From the listing that follows, output everything exactly except the pictures.

== MATERIAL FOR THE TASK ==
---*---
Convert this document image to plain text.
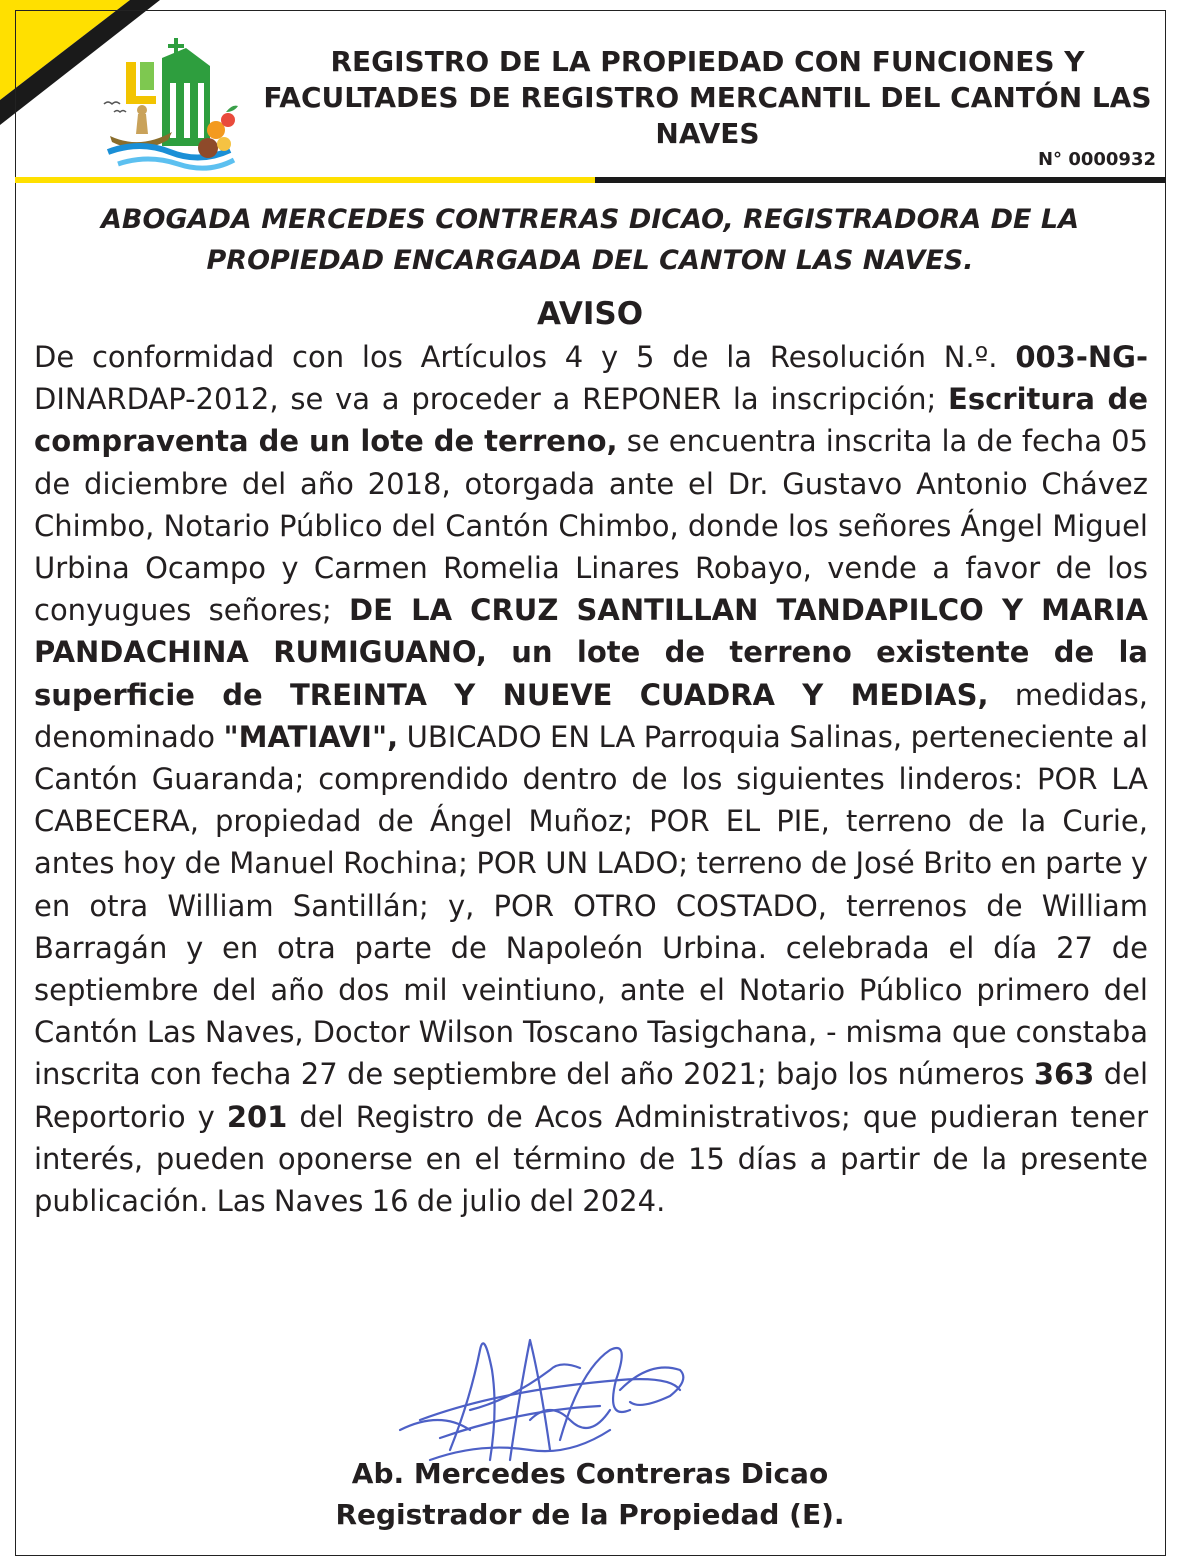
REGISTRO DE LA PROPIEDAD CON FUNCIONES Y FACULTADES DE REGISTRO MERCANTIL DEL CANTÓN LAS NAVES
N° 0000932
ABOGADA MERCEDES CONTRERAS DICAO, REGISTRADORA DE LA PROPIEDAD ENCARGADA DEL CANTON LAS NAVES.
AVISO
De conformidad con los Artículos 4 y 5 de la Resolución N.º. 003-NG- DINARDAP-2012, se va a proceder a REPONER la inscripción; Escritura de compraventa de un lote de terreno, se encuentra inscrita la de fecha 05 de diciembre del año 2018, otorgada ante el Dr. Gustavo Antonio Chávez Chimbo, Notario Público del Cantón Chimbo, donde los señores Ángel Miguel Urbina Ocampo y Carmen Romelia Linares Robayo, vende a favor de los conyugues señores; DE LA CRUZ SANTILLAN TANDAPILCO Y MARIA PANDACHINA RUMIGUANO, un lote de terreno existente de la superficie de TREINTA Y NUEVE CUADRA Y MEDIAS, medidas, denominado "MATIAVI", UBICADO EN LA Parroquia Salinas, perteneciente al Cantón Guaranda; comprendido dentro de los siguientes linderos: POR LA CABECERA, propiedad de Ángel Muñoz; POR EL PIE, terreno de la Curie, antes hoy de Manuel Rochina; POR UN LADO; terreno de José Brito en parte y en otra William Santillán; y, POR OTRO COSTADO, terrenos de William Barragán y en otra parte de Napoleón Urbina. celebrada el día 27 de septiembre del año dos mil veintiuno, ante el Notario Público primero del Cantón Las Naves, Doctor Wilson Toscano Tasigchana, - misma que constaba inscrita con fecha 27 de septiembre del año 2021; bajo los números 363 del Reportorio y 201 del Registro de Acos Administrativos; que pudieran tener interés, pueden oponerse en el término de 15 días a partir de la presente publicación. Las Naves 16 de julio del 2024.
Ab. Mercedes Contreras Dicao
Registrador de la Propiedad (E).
---*---
== ANSWER TO THIS PROBLEM ==
Convert this document image to plain text.
REGISTRO DE LA PROPIEDAD CON FUNCIONES Y FACULTADES DE REGISTRO MERCANTIL DEL CANTÓN LAS NAVES
N° 0000932
ABOGADA MERCEDES CONTRERAS DICAO, REGISTRADORA DE LA PROPIEDAD ENCARGADA DEL CANTON LAS NAVES.
AVISO
De conformidad con los Artículos 4 y 5 de la Resolución N.º. 003-NG- DINARDAP-2012, se va a proceder a REPONER la inscripción; Escritura de compraventa de un lote de terreno, se encuentra inscrita la de fecha 05 de diciembre del año 2018, otorgada ante el Dr. Gustavo Antonio Chávez Chimbo, Notario Público del Cantón Chimbo, donde los señores Ángel Miguel Urbina Ocampo y Carmen Romelia Linares Robayo, vende a favor de los conyugues señores; DE LA CRUZ SANTILLAN TANDAPILCO Y MARIA PANDACHINA RUMIGUANO, un lote de terreno existente de la superficie de TREINTA Y NUEVE CUADRA Y MEDIAS, medidas, denominado "MATIAVI", UBICADO EN LA Parroquia Salinas, perteneciente al Cantón Guaranda; comprendido dentro de los siguientes linderos: POR LA CABECERA, propiedad de Ángel Muñoz; POR EL PIE, terreno de la Curie, antes hoy de Manuel Rochina; POR UN LADO; terreno de José Brito en parte y en otra William Santillán; y, POR OTRO COSTADO, terrenos de William Barragán y en otra parte de Napoleón Urbina. celebrada el día 27 de septiembre del año dos mil veintiuno, ante el Notario Público primero del Cantón Las Naves, Doctor Wilson Toscano Tasigchana, - misma que constaba inscrita con fecha 27 de septiembre del año 2021; bajo los números 363 del Reportorio y 201 del Registro de Acos Administrativos; que pudieran tener interés, pueden oponerse en el término de 15 días a partir de la presente publicación. Las Naves 16 de julio del 2024.
Ab. Mercedes Contreras Dicao
Registrador de la Propiedad (E).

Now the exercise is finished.